**REQUIREMENT**
Each record below must be returned exactly as shown.

**Recorded data**
- - - - -
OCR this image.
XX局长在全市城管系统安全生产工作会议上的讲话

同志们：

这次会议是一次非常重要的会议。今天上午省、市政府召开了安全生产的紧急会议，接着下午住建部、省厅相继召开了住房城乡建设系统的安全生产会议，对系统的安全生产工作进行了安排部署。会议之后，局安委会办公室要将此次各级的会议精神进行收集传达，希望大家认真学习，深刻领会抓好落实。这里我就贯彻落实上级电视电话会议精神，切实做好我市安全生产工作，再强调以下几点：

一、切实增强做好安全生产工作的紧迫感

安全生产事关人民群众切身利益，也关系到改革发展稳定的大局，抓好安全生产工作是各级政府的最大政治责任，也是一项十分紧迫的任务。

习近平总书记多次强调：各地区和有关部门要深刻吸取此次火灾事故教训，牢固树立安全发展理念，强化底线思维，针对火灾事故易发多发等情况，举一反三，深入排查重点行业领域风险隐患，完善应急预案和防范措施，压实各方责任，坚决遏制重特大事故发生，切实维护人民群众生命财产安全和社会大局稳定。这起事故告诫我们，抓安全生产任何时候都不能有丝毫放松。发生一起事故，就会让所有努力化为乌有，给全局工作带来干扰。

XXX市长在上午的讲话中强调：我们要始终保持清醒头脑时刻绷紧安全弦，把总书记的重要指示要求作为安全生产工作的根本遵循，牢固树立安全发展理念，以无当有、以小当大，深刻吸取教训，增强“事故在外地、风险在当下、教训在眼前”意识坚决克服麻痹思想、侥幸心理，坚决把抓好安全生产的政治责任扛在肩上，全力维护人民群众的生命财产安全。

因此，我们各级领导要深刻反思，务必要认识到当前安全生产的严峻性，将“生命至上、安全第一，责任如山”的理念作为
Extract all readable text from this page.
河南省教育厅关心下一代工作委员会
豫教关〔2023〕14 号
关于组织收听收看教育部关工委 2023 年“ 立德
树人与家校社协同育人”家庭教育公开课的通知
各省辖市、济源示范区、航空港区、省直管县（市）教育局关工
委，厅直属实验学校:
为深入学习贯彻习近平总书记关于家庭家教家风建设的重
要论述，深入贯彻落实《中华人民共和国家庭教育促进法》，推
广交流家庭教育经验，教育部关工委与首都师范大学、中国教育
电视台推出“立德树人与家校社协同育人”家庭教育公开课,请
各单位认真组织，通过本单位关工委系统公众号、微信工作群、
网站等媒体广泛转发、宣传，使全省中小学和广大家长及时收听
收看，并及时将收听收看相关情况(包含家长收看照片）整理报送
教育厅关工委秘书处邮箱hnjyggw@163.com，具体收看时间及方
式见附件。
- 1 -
- - - - -
**SOLUTION FOR THIS EXERCISE**
OCR this image.
XX局长在全市城管系统安全生产工作会议上的讲话

同志们：

这次会议是一次非常重要的会议。今天上午省、市政府召开了安全生产的紧急会议，接着下午住建部、省厅相继召开了住房城乡建设系统的安全生产会议，对系统的安全生产工作进行了安排部署。会议之后，局安委会办公室要将此次各级的会议精神进行收集传达，希望大家认真学习，深刻领会抓好落实。这里我就贯彻落实上级电视电话会议精神，切实做好我市安全生产工作，再强调以下几点：

一、切实增强做好安全生产工作的紧迫感

安全生产事关人民群众切身利益，也关系到改革发展稳定的大局，抓好安全生产工作是各级政府的最大政治责任，也是一项十分紧迫的任务。

习近平总书记多次强调：各地区和有关部门要深刻吸取此次火灾事故教训，牢固树立安全发展理念，强化底线思维，针对火灾事故易发多发等情况，举一反三，深入排查重点行业领域风险隐患，完善应急预案和防范措施，压实各方责任，坚决遏制重特大事故发生，切实维护人民群众生命财产安全和社会大局稳定。这起事故告诫我们，抓安全生产任何时候都不能有丝毫放松。发生一起事故，就会让所有努力化为乌有，给全局工作带来干扰。

XXX市长在上午的讲话中强调：我们要始终保持清醒头脑时刻绷紧安全弦，把总书记的重要指示要求作为安全生产工作的根本遵循，牢固树立安全发展理念，以无当有、以小当大，深刻吸取教训，增强“事故在外地、风险在当下、教训在眼前”意识坚决克服麻痹思想、侥幸心理，坚决把抓好安全生产的政治责任扛在肩上，全力维护人民群众的生命财产安全。

因此，我们各级领导要深刻反思，务必要认识到当前安全生产的严峻性，将“生命至上、安全第一，责任如山”的理念作为
Extract all readable text from this page.
河南省教育厅关心下一代工作委员会
豫教关〔2023〕14 号
关于组织收听收看教育部关工委 2023 年“ 立德
树人与家校社协同育人”家庭教育公开课的通知
各省辖市、济源示范区、航空港区、省直管县（市）教育局关工
委，厅直属实验学校:
为深入学习贯彻习近平总书记关于家庭家教家风建设的重
要论述，深入贯彻落实《中华人民共和国家庭教育促进法》，推
广交流家庭教育经验，教育部关工委与首都师范大学、中国教育
电视台推出“立德树人与家校社协同育人”家庭教育公开课,请
各单位认真组织，通过本单位关工委系统公众号、微信工作群、
网站等媒体广泛转发、宣传，使全省中小学和广大家长及时收听
收看，并及时将收听收看相关情况(包含家长收看照片）整理报送
教育厅关工委秘书处邮箱hnjyggw@163.com，具体收看时间及方
式见附件。
- 1 -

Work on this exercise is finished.